The problem: Pull out every line in the data that has the string "Carthage" in it.

Input material:
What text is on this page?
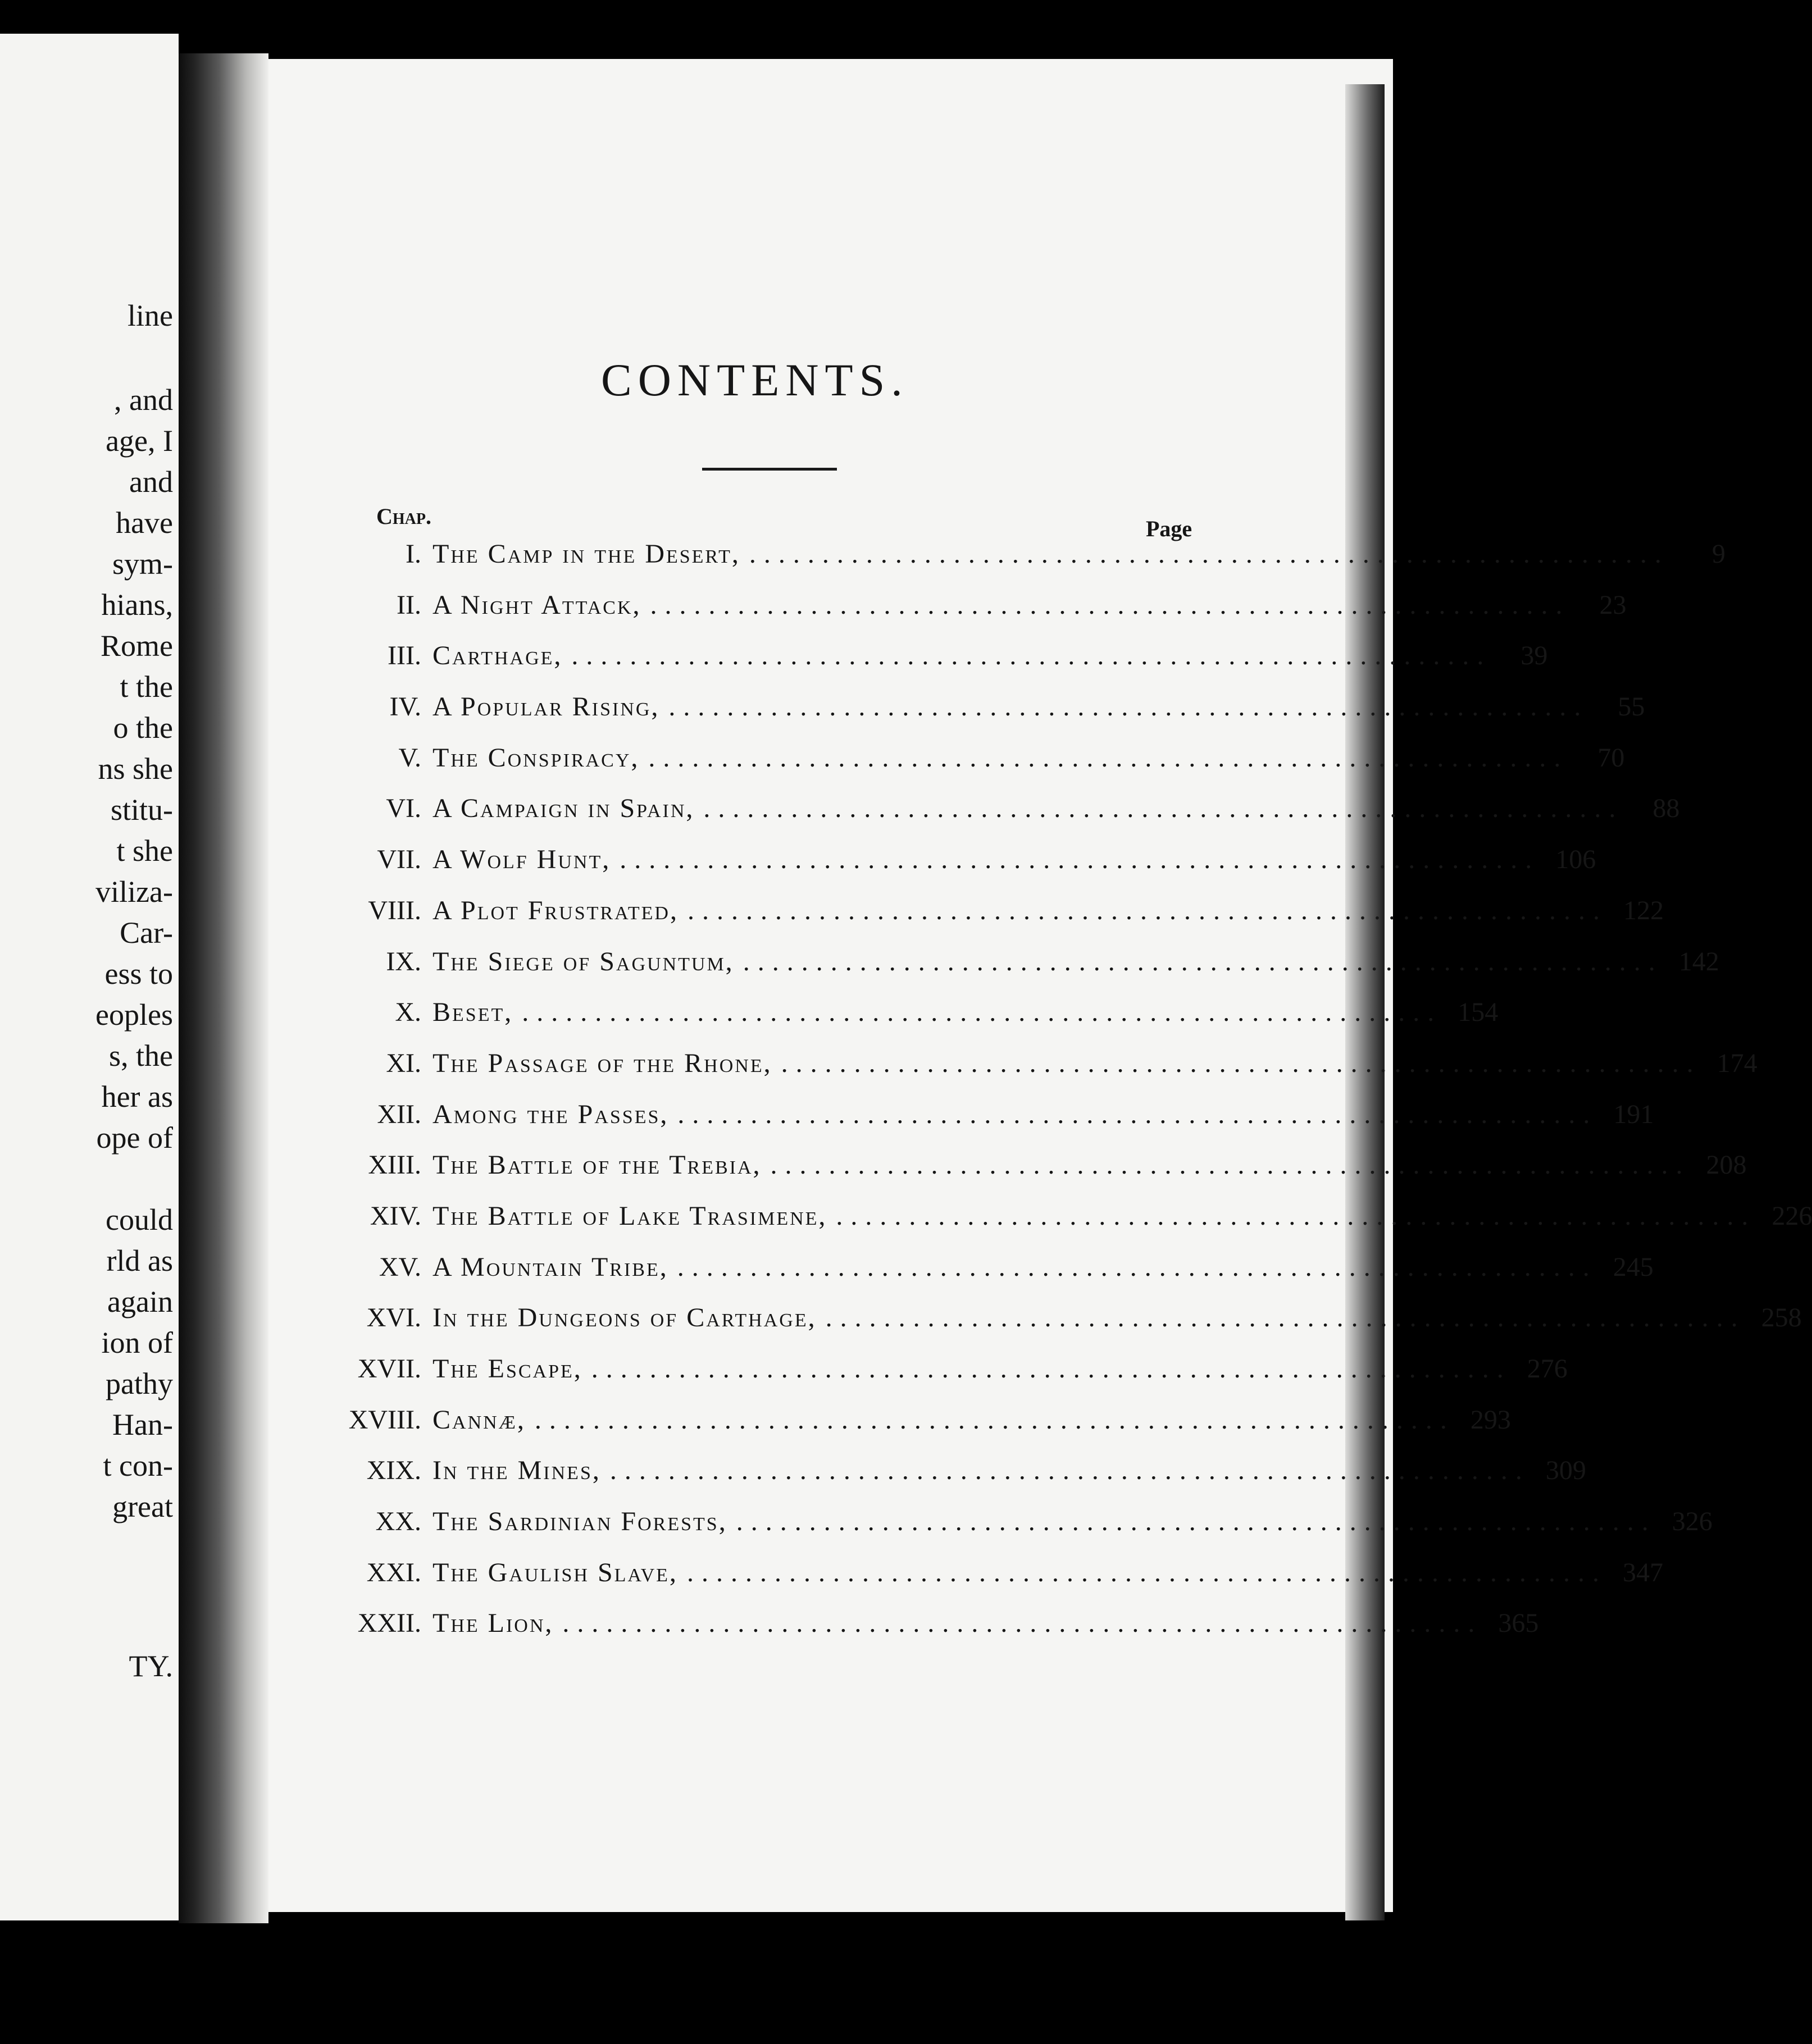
line
, and
age, I
and
have
sym-
hians,
Rome
t the
o the
ns she
stitu-
t she
viliza-
Car-
ess to
eoples
s, the
her as
ope of
could
rld as
again
ion of
pathy
Han-
t con-
great
TY.
CONTENTS.
Chap.	Page
I. The Camp in the Desert, ...............................................................	9
II. A Night Attack, ...............................................................	23
III. Carthage, ...............................................................	39
IV. A Popular Rising, ...............................................................	55
V. The Conspiracy, ...............................................................	70
VI. A Campaign in Spain, ...............................................................	88
VII. A Wolf Hunt, ............................................................... 106
VIII. A Plot Frustrated, ............................................................... 122
IX. The Siege of Saguntum, ............................................................... 142
X. Beset, ............................................................... 154
XI. The Passage of the Rhone, ............................................................... 174
XII. Among the Passes, ............................................................... 191
XIII. The Battle of the Trebia, ............................................................... 208
XIV. The Battle of Lake Trasimene, ............................................................... 226
XV. A Mountain Tribe, ............................................................... 245
XVI. In the Dungeons of Carthage, ............................................................... 258
XVII. The Escape, ............................................................... 276
XVIII. Cannæ, ............................................................... 293
XIX. In the Mines, ............................................................... 309
XX. The Sardinian Forests, ............................................................... 326
XXI. The Gaulish Slave, ............................................................... 347
XXII. The Lion, ............................................................... 365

Output of the task:
III. Carthage, ...............................................................	39
XVI. In the Dungeons of Carthage, ............................................................... 258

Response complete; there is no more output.